■ **Material for this exercise**:
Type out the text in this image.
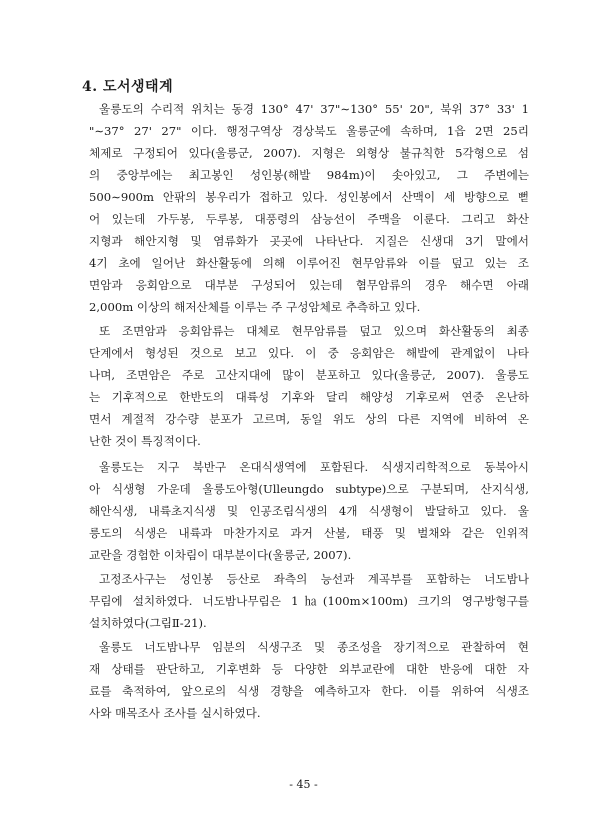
4. 도서생태계
울릉도의 수리적 위치는 동경 130° 47' 37"∼130° 55' 20", 북위 37° 33' 1
"∼37° 27' 27" 이다. 행정구역상 경상북도 울릉군에 속하며, 1읍 2면 25리
체제로 구정되어 있다(울릉군, 2007). 지형은 외형상 불규칙한 5각형으로 섬
의 중앙부에는 최고봉인 성인봉(해발 984m)이 솟아있고, 그 주변에는
500∼900m 안팎의 봉우리가 접하고 있다. 성인봉에서 산맥이 세 방향으로 뻗
어 있는데 가두봉, 두루봉, 대풍령의 삼능선이 주맥을 이룬다. 그리고 화산
지형과 해안지형 및 염류화가 곳곳에 나타난다. 지질은 신생대 3기 말에서
4기 초에 일어난 화산활동에 의해 이루어진 현무암류와 이를 덮고 있는 조
면암과 응회암으로 대부분 구성되어 있는데 혐무암류의 경우 해수면 아래
2,000m 이상의 해저산체를 이루는 주 구성암체로 추측하고 있다.
또 조면암과 응회암류는 대체로 현무암류를 덮고 있으며 화산활동의 최종
단계에서 형성된 것으로 보고 있다. 이 중 응회암은 해발에 관계없이 나타
나며, 조면암은 주로 고산지대에 많이 분포하고 있다(울릉군, 2007). 울릉도
는 기후적으로 한반도의 대륙성 기후와 달리 해양성 기후로써 연중 온난하
면서 계절적 강수량 분포가 고르며, 동일 위도 상의 다른 지역에 비하여 온
난한 것이 특징적이다.
울릉도는 지구 북반구 온대식생역에 포함된다. 식생지리학적으로 동북아시
아 식생형 가운데 울릉도아형(Ulleungdo subtype)으로 구분되며, 산지식생,
해안식생, 내륙초지식생 및 인공조림식생의 4개 식생형이 발달하고 있다. 울
릉도의 식생은 내륙과 마찬가지로 과거 산불, 태풍 및 벌채와 같은 인위적
교란을 경험한 이차림이 대부분이다(울릉군, 2007).
고정조사구는 성인봉 등산로 좌측의 능선과 계곡부를 포함하는 너도밤나
무림에 설치하였다. 너도밤나무림은 1㏊(100m×100m) 크기의 영구방형구를
설치하였다(그림Ⅱ-21).
울릉도 너도밤나무 임분의 식생구조 및 종조성을 장기적으로 관찰하여 현
재 상태를 판단하고, 기후변화 등 다양한 외부교란에 대한 반응에 대한 자
료를 축적하여, 앞으로의 식생 경향을 예측하고자 한다. 이를 위하여 식생조
사와 매목조사 조사를 실시하였다.
- 45 -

■ **What to work on**:
All the lines above are to be reproduced exactly, except the pictures.

■ **Answer for this exercise**:
Type out the text in this image.
4. 도서생태계
울릉도의 수리적 위치는 동경 130° 47' 37"∼130° 55' 20", 북위 37° 33' 1
"∼37° 27' 27" 이다. 행정구역상 경상북도 울릉군에 속하며, 1읍 2면 25리
체제로 구정되어 있다(울릉군, 2007). 지형은 외형상 불규칙한 5각형으로 섬
의 중앙부에는 최고봉인 성인봉(해발 984m)이 솟아있고, 그 주변에는
500∼900m 안팎의 봉우리가 접하고 있다. 성인봉에서 산맥이 세 방향으로 뻗
어 있는데 가두봉, 두루봉, 대풍령의 삼능선이 주맥을 이룬다. 그리고 화산
지형과 해안지형 및 염류화가 곳곳에 나타난다. 지질은 신생대 3기 말에서
4기 초에 일어난 화산활동에 의해 이루어진 현무암류와 이를 덮고 있는 조
면암과 응회암으로 대부분 구성되어 있는데 혐무암류의 경우 해수면 아래
2,000m 이상의 해저산체를 이루는 주 구성암체로 추측하고 있다.
또 조면암과 응회암류는 대체로 현무암류를 덮고 있으며 화산활동의 최종
단계에서 형성된 것으로 보고 있다. 이 중 응회암은 해발에 관계없이 나타
나며, 조면암은 주로 고산지대에 많이 분포하고 있다(울릉군, 2007). 울릉도
는 기후적으로 한반도의 대륙성 기후와 달리 해양성 기후로써 연중 온난하
면서 계절적 강수량 분포가 고르며, 동일 위도 상의 다른 지역에 비하여 온
난한 것이 특징적이다.
울릉도는 지구 북반구 온대식생역에 포함된다. 식생지리학적으로 동북아시
아 식생형 가운데 울릉도아형(Ulleungdo subtype)으로 구분되며, 산지식생,
해안식생, 내륙초지식생 및 인공조림식생의 4개 식생형이 발달하고 있다. 울
릉도의 식생은 내륙과 마찬가지로 과거 산불, 태풍 및 벌채와 같은 인위적
교란을 경험한 이차림이 대부분이다(울릉군, 2007).
고정조사구는 성인봉 등산로 좌측의 능선과 계곡부를 포함하는 너도밤나
무림에 설치하였다. 너도밤나무림은 1㏊(100m×100m) 크기의 영구방형구를
설치하였다(그림Ⅱ-21).
울릉도 너도밤나무 임분의 식생구조 및 종조성을 장기적으로 관찰하여 현
재 상태를 판단하고, 기후변화 등 다양한 외부교란에 대한 반응에 대한 자
료를 축적하여, 앞으로의 식생 경향을 예측하고자 한다. 이를 위하여 식생조
사와 매목조사 조사를 실시하였다.
- 45 -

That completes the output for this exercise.